▶ [What to do] Pull every line containing the word "социального" from the records.

Lines of data
/---

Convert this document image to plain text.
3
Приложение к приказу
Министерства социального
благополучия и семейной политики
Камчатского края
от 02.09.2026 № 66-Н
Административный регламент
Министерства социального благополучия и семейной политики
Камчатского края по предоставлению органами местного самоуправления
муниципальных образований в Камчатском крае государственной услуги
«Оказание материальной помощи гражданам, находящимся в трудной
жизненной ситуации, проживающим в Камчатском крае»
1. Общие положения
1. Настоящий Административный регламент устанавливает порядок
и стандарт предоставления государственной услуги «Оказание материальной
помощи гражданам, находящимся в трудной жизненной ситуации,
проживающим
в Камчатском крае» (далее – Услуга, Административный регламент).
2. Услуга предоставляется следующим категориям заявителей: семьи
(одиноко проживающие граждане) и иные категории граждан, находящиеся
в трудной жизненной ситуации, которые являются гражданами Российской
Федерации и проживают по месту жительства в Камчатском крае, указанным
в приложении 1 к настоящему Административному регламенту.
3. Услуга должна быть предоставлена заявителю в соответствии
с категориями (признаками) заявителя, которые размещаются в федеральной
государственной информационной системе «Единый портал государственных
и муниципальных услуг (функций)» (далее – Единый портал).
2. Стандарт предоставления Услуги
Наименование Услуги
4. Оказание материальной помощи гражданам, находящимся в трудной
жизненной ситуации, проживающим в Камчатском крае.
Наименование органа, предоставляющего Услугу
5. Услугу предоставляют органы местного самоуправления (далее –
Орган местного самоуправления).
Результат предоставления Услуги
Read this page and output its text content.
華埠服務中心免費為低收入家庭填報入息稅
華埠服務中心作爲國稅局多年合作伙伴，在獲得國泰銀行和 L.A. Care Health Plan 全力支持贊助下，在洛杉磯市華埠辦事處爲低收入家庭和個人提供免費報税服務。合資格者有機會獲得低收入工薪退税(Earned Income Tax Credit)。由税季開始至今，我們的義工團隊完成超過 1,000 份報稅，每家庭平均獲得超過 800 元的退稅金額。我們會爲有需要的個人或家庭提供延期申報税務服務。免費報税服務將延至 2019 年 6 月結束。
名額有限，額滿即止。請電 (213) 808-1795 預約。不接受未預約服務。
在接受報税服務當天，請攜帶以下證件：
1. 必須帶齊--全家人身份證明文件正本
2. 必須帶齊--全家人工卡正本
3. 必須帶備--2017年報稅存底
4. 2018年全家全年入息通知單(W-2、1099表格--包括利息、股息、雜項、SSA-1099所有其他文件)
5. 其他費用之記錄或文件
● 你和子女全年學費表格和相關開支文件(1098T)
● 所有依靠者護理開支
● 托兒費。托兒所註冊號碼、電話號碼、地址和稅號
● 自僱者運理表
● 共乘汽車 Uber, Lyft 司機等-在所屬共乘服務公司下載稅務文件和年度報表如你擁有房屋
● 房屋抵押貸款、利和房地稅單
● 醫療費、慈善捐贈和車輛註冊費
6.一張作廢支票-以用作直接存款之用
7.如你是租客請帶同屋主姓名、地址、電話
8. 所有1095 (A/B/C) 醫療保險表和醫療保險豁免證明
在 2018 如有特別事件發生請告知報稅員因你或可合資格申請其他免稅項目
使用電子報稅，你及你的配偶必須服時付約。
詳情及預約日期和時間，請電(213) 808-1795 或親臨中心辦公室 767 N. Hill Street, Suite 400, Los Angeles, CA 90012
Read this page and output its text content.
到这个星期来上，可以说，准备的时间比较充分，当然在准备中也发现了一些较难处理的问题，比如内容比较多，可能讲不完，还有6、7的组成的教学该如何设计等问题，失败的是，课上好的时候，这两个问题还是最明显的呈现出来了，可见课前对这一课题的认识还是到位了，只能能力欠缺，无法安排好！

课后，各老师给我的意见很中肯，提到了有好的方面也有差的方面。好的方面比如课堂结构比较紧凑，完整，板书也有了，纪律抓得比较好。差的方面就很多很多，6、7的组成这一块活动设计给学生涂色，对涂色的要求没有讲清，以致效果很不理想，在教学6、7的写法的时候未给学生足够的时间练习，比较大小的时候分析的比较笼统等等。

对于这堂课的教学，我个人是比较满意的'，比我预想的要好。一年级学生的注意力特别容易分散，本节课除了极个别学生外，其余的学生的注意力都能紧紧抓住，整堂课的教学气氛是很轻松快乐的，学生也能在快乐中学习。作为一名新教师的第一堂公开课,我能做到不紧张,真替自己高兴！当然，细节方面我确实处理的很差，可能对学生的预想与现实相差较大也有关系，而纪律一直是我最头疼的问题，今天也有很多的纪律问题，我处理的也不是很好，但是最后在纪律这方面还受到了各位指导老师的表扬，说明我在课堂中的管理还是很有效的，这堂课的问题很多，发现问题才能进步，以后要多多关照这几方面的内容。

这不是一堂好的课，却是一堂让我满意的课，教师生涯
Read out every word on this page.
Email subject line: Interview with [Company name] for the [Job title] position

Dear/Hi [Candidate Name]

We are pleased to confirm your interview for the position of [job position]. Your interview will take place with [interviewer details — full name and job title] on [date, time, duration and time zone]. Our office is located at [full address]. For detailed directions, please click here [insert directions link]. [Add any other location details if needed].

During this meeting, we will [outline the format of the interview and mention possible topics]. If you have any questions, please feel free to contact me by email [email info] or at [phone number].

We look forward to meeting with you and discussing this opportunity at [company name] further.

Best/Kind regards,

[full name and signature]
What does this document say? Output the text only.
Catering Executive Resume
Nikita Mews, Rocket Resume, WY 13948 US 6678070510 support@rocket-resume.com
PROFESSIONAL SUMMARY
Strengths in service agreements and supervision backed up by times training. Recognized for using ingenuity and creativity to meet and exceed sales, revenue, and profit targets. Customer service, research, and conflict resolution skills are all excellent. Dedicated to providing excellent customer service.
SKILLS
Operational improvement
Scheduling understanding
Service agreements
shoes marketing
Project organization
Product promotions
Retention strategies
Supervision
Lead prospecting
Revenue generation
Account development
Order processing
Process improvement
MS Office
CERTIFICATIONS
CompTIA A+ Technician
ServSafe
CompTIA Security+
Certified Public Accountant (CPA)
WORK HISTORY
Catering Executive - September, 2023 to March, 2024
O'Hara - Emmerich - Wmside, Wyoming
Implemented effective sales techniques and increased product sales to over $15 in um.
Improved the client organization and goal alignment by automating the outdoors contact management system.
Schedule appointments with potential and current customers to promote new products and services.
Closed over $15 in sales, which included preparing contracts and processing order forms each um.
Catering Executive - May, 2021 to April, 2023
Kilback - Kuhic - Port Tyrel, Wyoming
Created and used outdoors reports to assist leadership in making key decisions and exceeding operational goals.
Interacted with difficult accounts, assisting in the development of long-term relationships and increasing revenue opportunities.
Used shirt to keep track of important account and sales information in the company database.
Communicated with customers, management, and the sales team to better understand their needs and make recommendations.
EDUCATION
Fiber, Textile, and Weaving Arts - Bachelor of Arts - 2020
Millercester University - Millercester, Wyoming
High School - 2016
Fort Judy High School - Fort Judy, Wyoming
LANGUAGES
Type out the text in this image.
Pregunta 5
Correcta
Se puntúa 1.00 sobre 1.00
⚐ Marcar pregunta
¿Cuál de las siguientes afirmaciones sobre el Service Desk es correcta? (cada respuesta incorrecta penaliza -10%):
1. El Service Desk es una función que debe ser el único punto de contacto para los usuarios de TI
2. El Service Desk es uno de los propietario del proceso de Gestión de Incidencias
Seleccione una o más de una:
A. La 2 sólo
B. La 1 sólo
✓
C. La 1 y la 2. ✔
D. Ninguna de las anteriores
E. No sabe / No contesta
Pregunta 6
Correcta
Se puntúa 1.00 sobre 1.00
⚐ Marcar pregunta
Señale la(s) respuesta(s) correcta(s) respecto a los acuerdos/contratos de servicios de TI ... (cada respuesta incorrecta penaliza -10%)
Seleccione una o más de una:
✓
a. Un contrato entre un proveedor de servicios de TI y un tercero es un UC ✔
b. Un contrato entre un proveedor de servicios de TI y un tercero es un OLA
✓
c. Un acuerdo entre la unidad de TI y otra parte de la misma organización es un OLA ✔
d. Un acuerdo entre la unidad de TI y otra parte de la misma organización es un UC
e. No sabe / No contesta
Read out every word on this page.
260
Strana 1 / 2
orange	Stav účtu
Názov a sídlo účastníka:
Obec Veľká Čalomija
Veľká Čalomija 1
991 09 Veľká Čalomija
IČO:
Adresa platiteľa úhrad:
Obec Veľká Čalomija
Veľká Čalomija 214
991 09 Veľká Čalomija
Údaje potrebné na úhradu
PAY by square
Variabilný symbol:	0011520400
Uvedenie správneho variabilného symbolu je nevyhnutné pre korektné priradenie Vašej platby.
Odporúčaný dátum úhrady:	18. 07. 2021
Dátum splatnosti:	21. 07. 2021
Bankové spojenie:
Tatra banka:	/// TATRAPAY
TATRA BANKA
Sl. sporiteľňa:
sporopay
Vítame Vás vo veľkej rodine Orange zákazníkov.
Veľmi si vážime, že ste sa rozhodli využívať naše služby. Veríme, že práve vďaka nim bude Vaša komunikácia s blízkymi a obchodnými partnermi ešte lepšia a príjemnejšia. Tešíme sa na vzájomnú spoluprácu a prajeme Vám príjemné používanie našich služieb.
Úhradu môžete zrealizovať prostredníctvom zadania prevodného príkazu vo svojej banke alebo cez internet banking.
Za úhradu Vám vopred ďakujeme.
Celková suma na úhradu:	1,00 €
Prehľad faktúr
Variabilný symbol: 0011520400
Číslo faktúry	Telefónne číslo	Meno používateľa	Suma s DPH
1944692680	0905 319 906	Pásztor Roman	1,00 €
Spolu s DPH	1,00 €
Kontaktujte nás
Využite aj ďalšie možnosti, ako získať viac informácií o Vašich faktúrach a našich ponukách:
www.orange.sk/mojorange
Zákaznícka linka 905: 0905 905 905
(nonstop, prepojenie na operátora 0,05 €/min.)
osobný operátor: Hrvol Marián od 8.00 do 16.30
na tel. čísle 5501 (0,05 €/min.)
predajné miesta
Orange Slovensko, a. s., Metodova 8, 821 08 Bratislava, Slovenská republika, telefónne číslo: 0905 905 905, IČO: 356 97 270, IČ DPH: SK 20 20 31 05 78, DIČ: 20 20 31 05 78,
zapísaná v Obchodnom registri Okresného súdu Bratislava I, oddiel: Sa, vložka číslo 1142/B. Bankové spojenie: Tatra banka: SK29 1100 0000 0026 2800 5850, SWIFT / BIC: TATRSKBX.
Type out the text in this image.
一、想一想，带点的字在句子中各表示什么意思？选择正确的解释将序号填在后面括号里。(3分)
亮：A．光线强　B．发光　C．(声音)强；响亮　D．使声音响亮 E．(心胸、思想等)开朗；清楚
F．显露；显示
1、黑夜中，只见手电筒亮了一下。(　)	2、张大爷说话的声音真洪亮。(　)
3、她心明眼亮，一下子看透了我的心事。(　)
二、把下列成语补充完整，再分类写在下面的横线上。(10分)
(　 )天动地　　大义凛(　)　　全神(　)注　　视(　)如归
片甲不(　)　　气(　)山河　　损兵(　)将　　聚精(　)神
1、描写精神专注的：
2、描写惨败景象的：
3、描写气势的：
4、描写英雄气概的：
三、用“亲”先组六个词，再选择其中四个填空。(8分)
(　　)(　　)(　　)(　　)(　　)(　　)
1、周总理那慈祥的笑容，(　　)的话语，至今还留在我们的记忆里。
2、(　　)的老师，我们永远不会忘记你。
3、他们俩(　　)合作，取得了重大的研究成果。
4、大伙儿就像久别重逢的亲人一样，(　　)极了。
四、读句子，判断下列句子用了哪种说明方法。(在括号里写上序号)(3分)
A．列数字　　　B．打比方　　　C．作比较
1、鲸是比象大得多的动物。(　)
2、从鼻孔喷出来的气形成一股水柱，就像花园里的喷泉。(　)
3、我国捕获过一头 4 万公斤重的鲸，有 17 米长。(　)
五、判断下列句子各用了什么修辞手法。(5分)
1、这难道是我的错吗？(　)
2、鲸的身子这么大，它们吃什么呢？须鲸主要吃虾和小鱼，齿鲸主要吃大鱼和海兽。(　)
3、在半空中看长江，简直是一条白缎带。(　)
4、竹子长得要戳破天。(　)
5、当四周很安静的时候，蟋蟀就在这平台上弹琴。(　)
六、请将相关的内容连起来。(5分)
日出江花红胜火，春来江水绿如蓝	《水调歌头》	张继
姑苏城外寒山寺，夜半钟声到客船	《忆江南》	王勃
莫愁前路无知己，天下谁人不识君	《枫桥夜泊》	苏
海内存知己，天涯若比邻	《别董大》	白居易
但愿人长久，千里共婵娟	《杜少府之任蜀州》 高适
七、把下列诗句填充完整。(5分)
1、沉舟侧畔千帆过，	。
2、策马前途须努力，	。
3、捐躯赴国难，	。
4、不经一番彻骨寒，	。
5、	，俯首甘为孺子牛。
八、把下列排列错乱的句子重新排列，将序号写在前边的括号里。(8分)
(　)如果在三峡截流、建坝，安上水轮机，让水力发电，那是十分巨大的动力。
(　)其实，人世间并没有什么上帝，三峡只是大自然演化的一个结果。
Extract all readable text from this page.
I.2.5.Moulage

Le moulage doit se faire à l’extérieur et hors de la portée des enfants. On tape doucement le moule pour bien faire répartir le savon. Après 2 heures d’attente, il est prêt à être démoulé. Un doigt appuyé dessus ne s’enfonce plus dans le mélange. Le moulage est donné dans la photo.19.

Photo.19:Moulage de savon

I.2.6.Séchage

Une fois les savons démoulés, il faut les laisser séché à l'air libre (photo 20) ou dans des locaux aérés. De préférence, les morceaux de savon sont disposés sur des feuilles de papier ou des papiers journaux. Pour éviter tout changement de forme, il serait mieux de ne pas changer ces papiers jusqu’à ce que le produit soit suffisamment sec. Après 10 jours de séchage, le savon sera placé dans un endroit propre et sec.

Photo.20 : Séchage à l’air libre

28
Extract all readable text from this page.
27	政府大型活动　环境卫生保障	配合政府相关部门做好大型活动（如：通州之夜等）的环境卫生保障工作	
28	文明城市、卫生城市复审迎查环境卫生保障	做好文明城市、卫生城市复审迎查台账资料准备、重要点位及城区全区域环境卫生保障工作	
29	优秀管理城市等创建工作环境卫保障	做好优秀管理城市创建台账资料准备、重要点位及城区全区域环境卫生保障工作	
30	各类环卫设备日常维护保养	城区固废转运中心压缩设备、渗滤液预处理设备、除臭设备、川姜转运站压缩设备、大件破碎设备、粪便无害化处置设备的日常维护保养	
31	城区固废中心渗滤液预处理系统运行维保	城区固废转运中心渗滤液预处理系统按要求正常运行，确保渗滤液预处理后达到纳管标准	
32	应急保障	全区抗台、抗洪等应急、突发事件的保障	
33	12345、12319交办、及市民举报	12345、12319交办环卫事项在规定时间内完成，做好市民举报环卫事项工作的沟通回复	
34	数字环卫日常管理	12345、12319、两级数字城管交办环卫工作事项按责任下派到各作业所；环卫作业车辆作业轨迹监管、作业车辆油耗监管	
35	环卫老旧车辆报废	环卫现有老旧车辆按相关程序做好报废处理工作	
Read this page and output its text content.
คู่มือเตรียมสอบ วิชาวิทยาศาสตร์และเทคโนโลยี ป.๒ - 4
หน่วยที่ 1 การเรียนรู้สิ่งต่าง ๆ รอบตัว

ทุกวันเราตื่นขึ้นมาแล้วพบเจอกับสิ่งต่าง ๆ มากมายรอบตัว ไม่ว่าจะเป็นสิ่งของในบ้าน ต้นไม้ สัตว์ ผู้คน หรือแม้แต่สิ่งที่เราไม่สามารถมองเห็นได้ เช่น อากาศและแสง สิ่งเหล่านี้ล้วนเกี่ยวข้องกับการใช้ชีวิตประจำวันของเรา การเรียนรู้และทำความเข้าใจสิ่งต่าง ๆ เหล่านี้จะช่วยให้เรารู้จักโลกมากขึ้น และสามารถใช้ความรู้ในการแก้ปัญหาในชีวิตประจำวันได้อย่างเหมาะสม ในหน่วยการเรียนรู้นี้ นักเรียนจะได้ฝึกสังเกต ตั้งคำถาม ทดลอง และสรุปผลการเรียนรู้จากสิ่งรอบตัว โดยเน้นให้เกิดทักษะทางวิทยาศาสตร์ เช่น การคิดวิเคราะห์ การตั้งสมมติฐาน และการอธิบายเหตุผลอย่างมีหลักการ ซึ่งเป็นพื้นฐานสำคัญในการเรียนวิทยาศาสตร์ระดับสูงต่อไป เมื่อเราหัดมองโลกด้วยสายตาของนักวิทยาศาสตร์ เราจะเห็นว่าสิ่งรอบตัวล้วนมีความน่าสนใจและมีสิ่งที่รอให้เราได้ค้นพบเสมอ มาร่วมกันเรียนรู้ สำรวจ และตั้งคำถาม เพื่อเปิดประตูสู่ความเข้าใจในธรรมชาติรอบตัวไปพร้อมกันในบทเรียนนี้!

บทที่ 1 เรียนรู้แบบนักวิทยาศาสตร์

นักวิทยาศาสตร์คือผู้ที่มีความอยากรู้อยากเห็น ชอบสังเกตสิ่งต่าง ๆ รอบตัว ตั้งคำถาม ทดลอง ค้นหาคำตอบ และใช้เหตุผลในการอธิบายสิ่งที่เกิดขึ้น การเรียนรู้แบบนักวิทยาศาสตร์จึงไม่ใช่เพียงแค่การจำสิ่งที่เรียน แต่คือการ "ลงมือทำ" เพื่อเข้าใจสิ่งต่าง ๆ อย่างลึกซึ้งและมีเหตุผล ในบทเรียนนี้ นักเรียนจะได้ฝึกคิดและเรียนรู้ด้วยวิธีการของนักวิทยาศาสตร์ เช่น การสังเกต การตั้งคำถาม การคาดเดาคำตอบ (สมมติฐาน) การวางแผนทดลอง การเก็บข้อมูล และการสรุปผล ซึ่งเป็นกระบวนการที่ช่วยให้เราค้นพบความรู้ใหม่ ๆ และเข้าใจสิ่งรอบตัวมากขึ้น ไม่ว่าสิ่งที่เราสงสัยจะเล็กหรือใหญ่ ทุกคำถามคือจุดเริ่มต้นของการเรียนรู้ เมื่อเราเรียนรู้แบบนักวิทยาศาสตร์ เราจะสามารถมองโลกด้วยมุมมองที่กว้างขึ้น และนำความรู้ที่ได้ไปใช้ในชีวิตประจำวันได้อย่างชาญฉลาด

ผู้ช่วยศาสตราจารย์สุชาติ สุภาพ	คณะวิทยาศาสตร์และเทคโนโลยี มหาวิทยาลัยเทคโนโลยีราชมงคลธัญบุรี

\---

▶ [Correct answer]
Министерства социального
Министерства социального благополучия и семейной политики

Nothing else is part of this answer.